THE REQUEST: Go through the lines below. Copy those with "széles".

EXERCISE INPUTS:
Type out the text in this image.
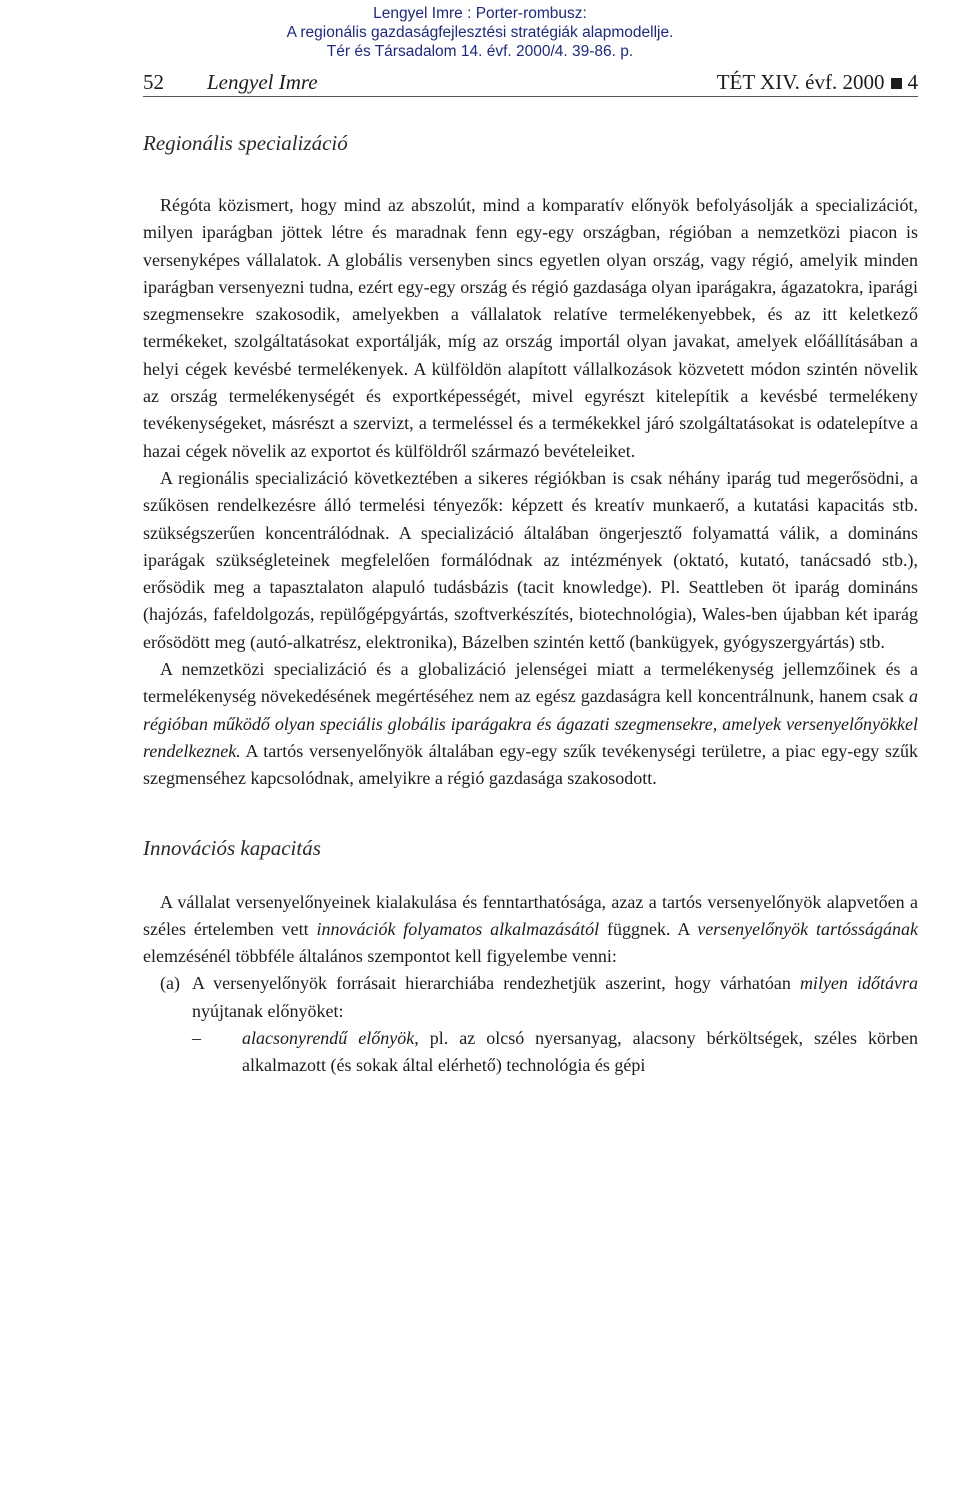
Lengyel Imre : Porter-rombusz:
A regionális gazdaságfejlesztési stratégiák alapmodellje.
Tér és Társadalom 14. évf. 2000/4. 39-86. p.
52 Lengyel Imre	TÉT XIV. évf. 2000 4
Regionális specializáció

Régóta közismert, hogy mind az abszolút, mind a komparatív előnyök befolyásolják a specializációt, milyen iparágban jöttek létre és maradnak fenn egy-egy országban, régióban a nemzetközi piacon is versenyképes vállalatok. A globális versenyben sincs egyetlen olyan ország, vagy régió, amelyik minden iparágban versenyezni tudna, ezért egy-egy ország és régió gazdasága olyan iparágakra, ágazatokra, iparági szegmensekre szakosodik, amelyekben a vállalatok relatíve termelékenyebbek, és az itt keletkező termékeket, szolgáltatásokat exportálják, míg az ország importál olyan javakat, amelyek előállításában a helyi cégek kevésbé termelékenyek. A külföldön alapított vállalkozások közvetett módon szintén növelik az ország termelékenységét és exportképességét, mivel egyrészt kitelepítik a kevésbé termelékeny tevékenységeket, másrészt a szervizt, a termeléssel és a termékekkel járó szolgáltatásokat is odatelepítve a hazai cégek növelik az exportot és külföldről származó bevételeiket.

A regionális specializáció következtében a sikeres régiókban is csak néhány iparág tud megerősödni, a szűkösen rendelkezésre álló termelési tényezők: képzett és kreatív munkaerő, a kutatási kapacitás stb. szükségszerűen koncentrálódnak. A specializáció általában öngerjesztő folyamattá válik, a domináns iparágak szükségleteinek megfelelően formálódnak az intézmények (oktató, kutató, tanácsadó stb.), erősödik meg a tapasztalaton alapuló tudásbázis (tacit knowledge). Pl. Seattleben öt iparág domináns (hajózás, fafeldolgozás, repülőgépgyártás, szoftverkészítés, biotechnológia), Wales-ben újabban két iparág erősödött meg (autó-alkatrész, elektronika), Bázelben szintén kettő (bankügyek, gyógyszergyártás) stb.

A nemzetközi specializáció és a globalizáció jelenségei miatt a termelékenység jellemzőinek és a termelékenység növekedésének megértéséhez nem az egész gazdaságra kell koncentrálnunk, hanem csak a régióban működő olyan speciális globális iparágakra és ágazati szegmensekre, amelyek versenyelőnyökkel rendelkeznek. A tartós versenyelőnyök általában egy-egy szűk tevékenységi területre, a piac egy-egy szűk szegmenséhez kapcsolódnak, amelyikre a régió gazdasága szakosodott.

Innovációs kapacitás

A vállalat versenyelőnyeinek kialakulása és fenntarthatósága, azaz a tartós versenyelőnyök alapvetően a széles értelemben vett innovációk folyamatos alkalmazásától függnek. A versenyelőnyök tartósságának elemzésénél többféle általános szempontot kell figyelembe venni:

(a) A versenyelőnyök forrásait hierarchiába rendezhetjük aszerint, hogy várhatóan milyen időtávra nyújtanak előnyöket:
– alacsonyrendű előnyök, pl. az olcsó nyersanyag, alacsony bérköltségek, széles körben alkalmazott (és sokak által elérhető) technológia és gépi
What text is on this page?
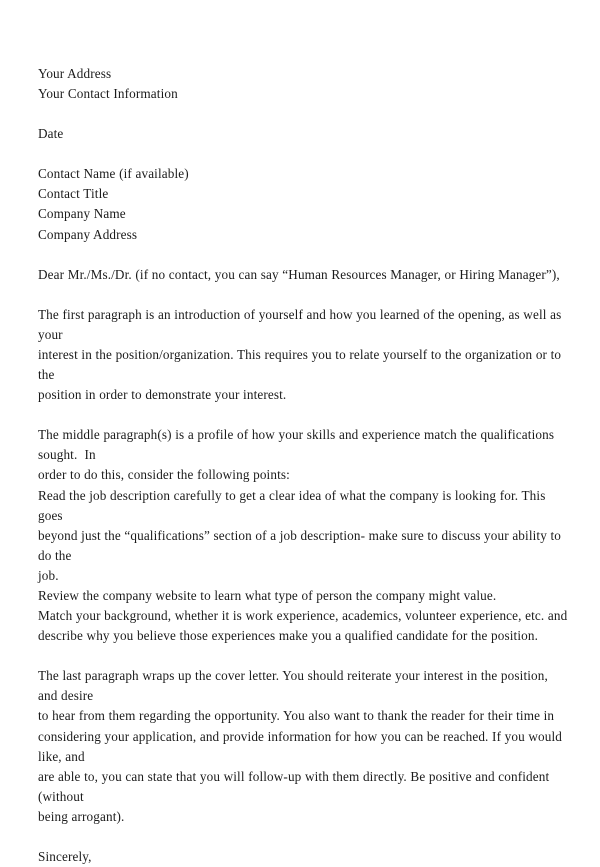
Your Address
Your Contact Information
Date
Contact Name (if available)
Contact Title
Company Name
Company Address
Dear Mr./Ms./Dr. (if no contact, you can say “Human Resources Manager, or Hiring Manager”),
The first paragraph is an introduction of yourself and how you learned of the opening, as well as your
interest in the position/organization. This requires you to relate yourself to the organization or to the
position in order to demonstrate your interest.
The middle paragraph(s) is a profile of how your skills and experience match the qualifications sought.  In
order to do this, consider the following points:
Read the job description carefully to get a clear idea of what the company is looking for. This goes
beyond just the “qualifications” section of a job description- make sure to discuss your ability to do the
job.
Review the company website to learn what type of person the company might value.
Match your background, whether it is work experience, academics, volunteer experience, etc. and
describe why you believe those experiences make you a qualified candidate for the position.
The last paragraph wraps up the cover letter. You should reiterate your interest in the position, and desire
to hear from them regarding the opportunity. You also want to thank the reader for their time in
considering your application, and provide information for how you can be reached. If you would like, and
are able to, you can state that you will follow-up with them directly. Be positive and confident (without
being arrogant).
Sincerely,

PROBLEM SOLUTION:
A vállalat versenyelőnyeinek kialakulása és fenntarthatósága, azaz a tartós versenyelőnyök alapvetően a széles értelemben vett innovációk folyamatos alkalmazásától függnek. A versenyelőnyök tartósságának elemzésénél többféle általános szempontot kell figyelembe venni:
– alacsonyrendű előnyök, pl. az olcsó nyersanyag, alacsony bérköltségek, széles körben alkalmazott (és sokak által elérhető) technológia és gépi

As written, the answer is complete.